# GOAL
In the entries below, find every line holding the string "arrow" and collect it.

# SOURCE MATERIAL
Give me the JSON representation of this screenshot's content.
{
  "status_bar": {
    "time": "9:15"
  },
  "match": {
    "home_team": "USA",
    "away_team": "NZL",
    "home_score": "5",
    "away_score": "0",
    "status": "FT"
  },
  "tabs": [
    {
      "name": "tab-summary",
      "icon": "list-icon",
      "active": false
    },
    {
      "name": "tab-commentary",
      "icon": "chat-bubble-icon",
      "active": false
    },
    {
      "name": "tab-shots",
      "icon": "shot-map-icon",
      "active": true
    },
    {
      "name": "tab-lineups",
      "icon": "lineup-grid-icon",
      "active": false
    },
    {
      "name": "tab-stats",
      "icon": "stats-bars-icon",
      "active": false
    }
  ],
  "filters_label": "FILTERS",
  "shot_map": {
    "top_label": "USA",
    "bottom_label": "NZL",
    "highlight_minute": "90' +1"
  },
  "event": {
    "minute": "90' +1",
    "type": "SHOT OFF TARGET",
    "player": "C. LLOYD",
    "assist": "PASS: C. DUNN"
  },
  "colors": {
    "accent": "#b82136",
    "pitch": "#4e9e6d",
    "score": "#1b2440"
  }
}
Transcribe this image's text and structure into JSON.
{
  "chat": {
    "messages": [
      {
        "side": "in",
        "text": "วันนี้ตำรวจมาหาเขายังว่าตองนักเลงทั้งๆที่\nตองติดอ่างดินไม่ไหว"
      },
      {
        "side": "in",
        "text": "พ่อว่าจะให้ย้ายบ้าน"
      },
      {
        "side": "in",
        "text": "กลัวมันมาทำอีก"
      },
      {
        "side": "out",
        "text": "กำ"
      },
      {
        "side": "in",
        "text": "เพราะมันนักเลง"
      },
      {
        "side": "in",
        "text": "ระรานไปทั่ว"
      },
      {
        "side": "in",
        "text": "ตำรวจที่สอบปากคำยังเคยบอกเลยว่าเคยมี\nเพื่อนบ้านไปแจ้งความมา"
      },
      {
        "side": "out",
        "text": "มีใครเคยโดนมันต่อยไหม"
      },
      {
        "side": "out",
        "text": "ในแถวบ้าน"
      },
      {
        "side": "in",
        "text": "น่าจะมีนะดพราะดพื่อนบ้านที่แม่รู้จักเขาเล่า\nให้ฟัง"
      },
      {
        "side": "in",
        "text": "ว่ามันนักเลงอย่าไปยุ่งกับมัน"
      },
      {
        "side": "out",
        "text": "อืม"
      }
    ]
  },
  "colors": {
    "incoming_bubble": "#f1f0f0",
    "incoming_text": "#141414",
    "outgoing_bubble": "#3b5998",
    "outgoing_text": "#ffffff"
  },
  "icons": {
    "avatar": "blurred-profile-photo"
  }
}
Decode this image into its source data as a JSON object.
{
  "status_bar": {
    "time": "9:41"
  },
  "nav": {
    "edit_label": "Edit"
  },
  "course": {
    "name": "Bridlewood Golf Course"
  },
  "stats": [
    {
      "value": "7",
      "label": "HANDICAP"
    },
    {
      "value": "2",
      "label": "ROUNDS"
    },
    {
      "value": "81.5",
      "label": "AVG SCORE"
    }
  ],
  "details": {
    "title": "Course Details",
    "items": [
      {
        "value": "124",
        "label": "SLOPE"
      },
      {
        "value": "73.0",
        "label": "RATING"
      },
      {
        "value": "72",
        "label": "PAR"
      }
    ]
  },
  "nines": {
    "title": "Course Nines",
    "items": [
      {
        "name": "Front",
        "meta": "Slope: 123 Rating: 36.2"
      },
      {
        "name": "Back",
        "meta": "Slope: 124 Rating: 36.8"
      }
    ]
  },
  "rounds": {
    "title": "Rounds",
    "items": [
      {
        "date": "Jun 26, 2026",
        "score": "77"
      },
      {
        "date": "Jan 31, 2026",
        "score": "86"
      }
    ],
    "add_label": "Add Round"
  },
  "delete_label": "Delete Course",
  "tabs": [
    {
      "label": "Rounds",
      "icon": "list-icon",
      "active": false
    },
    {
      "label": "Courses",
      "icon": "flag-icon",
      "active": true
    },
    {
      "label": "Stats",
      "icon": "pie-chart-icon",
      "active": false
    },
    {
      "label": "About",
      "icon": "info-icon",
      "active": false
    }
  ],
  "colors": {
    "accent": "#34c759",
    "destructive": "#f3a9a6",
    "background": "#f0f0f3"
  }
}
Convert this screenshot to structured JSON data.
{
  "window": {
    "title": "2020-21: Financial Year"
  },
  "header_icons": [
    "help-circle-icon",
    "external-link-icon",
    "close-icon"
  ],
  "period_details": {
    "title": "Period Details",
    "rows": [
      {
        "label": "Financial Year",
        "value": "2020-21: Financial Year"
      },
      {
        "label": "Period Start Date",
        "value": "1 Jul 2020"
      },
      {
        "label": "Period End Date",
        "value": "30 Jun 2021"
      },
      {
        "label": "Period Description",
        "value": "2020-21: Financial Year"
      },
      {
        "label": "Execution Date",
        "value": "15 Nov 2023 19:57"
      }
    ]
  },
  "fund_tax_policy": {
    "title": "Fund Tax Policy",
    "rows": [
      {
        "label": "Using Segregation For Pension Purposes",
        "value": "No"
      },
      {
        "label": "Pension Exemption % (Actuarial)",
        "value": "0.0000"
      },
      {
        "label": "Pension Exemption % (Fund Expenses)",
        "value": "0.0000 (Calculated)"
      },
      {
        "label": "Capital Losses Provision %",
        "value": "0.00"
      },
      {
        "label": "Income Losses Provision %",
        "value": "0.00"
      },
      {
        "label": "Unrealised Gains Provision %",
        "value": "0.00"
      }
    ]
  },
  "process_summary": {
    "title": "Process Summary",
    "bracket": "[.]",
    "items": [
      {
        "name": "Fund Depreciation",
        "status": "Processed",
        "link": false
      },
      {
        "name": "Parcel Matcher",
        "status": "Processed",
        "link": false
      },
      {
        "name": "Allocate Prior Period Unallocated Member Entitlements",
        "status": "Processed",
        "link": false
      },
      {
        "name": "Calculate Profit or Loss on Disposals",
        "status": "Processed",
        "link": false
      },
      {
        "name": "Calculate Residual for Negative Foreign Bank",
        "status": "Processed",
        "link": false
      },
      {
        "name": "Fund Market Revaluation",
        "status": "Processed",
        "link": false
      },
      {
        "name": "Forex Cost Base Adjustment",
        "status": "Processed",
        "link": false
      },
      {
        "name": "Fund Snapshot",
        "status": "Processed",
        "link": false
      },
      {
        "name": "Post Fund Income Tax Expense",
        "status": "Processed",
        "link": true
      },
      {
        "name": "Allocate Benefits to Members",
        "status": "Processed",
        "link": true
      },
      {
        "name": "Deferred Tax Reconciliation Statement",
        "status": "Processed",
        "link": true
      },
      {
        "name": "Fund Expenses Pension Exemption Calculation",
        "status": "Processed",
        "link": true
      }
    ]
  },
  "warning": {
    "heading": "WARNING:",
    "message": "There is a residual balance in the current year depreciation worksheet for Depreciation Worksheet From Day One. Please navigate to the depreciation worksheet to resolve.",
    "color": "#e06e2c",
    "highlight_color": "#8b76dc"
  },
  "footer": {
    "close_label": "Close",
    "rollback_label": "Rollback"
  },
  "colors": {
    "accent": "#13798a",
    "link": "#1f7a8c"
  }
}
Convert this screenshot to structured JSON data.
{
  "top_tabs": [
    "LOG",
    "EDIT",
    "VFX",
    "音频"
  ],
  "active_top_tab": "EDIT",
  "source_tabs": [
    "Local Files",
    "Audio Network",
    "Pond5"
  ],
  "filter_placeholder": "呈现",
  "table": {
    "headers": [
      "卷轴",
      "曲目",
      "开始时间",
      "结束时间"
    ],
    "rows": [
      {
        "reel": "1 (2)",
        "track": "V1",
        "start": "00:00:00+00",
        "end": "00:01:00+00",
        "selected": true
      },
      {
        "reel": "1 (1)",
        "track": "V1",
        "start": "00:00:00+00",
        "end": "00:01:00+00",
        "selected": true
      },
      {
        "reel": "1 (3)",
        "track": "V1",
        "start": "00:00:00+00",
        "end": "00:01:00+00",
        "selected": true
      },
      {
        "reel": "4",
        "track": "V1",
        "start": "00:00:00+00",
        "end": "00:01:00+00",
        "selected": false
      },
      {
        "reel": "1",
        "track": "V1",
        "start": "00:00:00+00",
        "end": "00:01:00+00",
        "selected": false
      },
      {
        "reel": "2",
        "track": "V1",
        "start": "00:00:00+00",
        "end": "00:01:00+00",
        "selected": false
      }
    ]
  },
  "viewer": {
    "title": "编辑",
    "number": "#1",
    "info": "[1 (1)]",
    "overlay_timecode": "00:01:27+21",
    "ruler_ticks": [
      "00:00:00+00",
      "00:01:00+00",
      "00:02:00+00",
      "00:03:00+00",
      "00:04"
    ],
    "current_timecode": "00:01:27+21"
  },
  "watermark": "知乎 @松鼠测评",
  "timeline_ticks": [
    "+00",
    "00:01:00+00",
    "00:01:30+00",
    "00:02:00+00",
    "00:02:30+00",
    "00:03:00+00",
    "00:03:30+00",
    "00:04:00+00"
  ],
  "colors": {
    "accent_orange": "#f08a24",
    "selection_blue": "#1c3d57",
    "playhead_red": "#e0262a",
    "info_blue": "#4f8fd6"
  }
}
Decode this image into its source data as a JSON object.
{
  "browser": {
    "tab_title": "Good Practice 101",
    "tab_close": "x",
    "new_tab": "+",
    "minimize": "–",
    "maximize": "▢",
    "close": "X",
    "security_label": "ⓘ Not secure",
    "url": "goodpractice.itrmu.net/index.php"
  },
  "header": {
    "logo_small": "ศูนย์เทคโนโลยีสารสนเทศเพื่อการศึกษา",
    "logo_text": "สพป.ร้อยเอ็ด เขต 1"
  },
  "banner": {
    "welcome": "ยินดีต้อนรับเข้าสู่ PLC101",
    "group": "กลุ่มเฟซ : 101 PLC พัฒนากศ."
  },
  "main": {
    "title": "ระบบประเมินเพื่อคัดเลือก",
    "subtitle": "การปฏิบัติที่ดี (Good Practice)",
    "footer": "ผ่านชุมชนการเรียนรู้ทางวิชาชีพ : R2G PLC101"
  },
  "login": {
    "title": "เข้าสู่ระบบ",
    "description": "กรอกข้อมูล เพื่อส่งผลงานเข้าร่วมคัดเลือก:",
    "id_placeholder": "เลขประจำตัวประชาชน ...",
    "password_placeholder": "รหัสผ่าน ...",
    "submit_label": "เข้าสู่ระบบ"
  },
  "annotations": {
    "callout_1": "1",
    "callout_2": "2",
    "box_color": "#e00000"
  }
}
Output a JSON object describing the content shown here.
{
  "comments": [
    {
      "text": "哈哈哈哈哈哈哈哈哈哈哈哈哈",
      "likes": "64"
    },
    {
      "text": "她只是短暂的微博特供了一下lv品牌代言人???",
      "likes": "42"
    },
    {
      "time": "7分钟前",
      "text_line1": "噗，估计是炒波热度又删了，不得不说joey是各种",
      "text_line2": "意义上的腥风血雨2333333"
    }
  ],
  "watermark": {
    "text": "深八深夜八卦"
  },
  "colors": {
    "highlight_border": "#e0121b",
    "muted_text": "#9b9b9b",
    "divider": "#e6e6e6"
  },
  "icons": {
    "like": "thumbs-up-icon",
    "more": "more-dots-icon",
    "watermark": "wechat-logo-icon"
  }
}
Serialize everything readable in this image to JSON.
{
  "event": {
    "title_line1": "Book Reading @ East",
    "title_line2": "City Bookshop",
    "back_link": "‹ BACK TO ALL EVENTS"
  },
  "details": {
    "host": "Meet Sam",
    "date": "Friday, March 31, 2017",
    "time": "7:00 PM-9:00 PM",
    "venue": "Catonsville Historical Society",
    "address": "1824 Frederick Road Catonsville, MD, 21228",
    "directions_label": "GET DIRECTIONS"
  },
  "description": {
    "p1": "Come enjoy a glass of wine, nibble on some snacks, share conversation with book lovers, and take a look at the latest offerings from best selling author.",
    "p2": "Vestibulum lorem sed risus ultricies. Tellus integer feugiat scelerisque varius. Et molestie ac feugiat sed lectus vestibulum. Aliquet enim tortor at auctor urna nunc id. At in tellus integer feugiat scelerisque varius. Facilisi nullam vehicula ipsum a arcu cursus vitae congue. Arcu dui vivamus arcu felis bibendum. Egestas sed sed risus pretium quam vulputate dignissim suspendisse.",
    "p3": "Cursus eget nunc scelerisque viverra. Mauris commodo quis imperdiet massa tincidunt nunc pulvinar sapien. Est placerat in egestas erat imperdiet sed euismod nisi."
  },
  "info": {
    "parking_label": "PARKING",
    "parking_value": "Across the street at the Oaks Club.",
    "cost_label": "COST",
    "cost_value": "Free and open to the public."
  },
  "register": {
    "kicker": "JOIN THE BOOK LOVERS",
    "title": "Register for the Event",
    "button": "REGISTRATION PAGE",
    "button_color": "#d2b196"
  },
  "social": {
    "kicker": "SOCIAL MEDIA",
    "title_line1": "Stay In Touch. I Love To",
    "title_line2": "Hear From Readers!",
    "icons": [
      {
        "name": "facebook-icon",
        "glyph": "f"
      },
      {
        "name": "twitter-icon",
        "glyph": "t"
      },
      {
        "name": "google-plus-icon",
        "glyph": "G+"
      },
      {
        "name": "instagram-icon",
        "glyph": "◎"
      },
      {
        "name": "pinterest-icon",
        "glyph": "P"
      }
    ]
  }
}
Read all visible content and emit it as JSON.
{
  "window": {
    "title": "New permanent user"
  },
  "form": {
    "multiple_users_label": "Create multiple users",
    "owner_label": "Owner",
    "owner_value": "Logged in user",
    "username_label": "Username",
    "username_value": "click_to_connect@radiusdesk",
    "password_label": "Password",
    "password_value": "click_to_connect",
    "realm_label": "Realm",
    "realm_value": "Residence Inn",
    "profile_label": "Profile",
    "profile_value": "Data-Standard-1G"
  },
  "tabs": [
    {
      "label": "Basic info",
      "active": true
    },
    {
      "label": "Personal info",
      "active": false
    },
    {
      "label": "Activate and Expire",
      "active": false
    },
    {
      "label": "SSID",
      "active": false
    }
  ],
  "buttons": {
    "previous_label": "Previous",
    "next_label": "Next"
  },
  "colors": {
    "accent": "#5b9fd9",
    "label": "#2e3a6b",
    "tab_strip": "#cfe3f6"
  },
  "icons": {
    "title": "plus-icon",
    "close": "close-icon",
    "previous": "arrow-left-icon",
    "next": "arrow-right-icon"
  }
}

# TASK SOLUTION
    "previous": "arrow-left-icon",
    "next": "arrow-right-icon"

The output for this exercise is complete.